ESTRATTO DEL TESTO:
══════════

In conclusione, una delle cose che penso di aver capito fin qui – ma chissà quante altre ho colto, quante mai avranno risposta e quante invece non ho ancora compreso – è che se la Poesia diviene un potere dell’uomo/poeta, capace di carpire lo spirito della musa dai luoghi, dalle storie, dagli oggetti, dalle cose nello spazio attorno, è perchè costui, scelto da quell’ignoto dove le stesse parole vengono forgiate, liberate, e verso il quale sempre sarà istintivamente sospinto, è passato per un addestramento fatto di innumerevoli possessioni, subitanee, inattese, alle volte attese. Il poeta si trasforma non soltanto in un essere umano con un dono, ma in un uomo speciale che utilizza un dono a seconda della propria volontà, in sintonia con la musa. In questo senso sì, allora, egli può essere paragonato ad un veggente.

══════════

[Dati per il rilevamento del layout dei documenti]
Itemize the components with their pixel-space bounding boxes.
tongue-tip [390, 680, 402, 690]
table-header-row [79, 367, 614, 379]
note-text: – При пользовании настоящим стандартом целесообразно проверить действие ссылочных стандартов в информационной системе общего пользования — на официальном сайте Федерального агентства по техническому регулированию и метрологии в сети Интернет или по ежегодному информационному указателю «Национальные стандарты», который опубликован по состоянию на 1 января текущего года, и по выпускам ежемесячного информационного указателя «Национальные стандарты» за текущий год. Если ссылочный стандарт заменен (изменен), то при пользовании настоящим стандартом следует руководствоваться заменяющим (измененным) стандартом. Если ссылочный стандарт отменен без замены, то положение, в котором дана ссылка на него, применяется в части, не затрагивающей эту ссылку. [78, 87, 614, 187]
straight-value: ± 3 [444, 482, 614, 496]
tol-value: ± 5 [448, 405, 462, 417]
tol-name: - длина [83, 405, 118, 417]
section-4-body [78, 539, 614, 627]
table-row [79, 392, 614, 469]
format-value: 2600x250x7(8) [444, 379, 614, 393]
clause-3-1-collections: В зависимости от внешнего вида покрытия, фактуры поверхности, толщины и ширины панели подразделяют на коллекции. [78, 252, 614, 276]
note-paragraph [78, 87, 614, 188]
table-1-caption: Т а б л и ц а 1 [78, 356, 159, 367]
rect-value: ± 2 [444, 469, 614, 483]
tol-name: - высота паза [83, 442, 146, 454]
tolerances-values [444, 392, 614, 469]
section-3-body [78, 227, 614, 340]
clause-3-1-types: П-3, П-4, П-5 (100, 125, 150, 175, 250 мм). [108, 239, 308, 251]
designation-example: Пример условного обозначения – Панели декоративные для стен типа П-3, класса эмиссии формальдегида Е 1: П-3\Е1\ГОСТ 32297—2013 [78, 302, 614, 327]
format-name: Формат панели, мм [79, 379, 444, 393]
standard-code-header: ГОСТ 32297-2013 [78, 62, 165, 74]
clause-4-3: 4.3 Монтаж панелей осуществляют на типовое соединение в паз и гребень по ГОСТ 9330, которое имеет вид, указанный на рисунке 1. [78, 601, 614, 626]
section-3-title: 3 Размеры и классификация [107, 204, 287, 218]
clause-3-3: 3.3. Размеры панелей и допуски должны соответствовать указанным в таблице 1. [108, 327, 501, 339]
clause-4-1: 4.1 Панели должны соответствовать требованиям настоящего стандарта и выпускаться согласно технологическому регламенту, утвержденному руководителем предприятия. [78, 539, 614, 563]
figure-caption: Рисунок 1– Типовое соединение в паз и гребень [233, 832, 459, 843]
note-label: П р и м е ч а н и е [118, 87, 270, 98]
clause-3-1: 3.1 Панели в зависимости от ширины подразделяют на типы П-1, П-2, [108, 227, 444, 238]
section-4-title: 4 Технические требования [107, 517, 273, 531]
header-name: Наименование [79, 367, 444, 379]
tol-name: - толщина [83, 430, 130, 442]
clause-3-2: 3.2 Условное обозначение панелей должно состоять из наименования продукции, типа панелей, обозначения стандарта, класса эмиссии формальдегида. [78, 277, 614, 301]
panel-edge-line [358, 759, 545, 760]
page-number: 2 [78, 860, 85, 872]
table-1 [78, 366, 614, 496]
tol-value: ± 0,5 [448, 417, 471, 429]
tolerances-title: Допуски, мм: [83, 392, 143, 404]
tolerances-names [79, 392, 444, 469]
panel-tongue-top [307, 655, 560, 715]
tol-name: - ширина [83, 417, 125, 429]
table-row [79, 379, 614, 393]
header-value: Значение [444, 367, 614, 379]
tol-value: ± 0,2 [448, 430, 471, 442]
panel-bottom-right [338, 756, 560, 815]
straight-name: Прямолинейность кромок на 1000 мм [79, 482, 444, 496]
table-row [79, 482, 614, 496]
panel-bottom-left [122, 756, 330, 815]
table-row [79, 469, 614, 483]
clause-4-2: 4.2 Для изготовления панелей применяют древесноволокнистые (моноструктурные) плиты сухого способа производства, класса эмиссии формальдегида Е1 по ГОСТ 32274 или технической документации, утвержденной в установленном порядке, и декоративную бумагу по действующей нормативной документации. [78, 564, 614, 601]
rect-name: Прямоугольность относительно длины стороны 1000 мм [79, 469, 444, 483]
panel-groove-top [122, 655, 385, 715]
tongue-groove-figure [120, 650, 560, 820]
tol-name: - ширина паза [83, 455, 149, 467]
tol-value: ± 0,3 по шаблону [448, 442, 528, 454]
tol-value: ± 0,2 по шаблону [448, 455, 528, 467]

══════════

COSA FARAI:
1. Elenca, per favore, tutte le fonti da cui, secondo il brano, il poeta sa carpire lo spirito della musa.
2. Nel brano, a chi può essere paragonato il poeta?
3. Ripeti il tratto del brano da "In conclusione, una" fino a "ad un veggente.".
Le righe dei dati non hanno alcun legame con il brano.

COMPITI SVOLTI:
1. I luoghi, le storie, gli oggetti, le cose nello spazio attorno.

2. A un veggente.

3.
In conclusione, una delle cose che penso di aver capito fin qui – ma chissà quante altre ho colto, quante mai avranno risposta e quante invece non ho ancora compreso – è che se la Poesia diviene un potere dell’uomo/poeta, capace di carpire lo spirito della musa dai luoghi, dalle storie, dagli oggetti, dalle cose nello spazio attorno, è perchè costui, scelto da quell’ignoto dove le stesse parole vengono forgiate, liberate, e verso il quale sempre sarà istintivamente sospinto, è passato per un addestramento fatto di innumerevoli possessioni, subitanee, inattese, alle volte attese. Il poeta si trasforma non soltanto in un essere umano con un dono, ma in un uomo speciale che utilizza un dono a seconda della propria volontà, in sintonia con la musa. In questo senso sì, allora, egli può essere paragonato ad un veggente.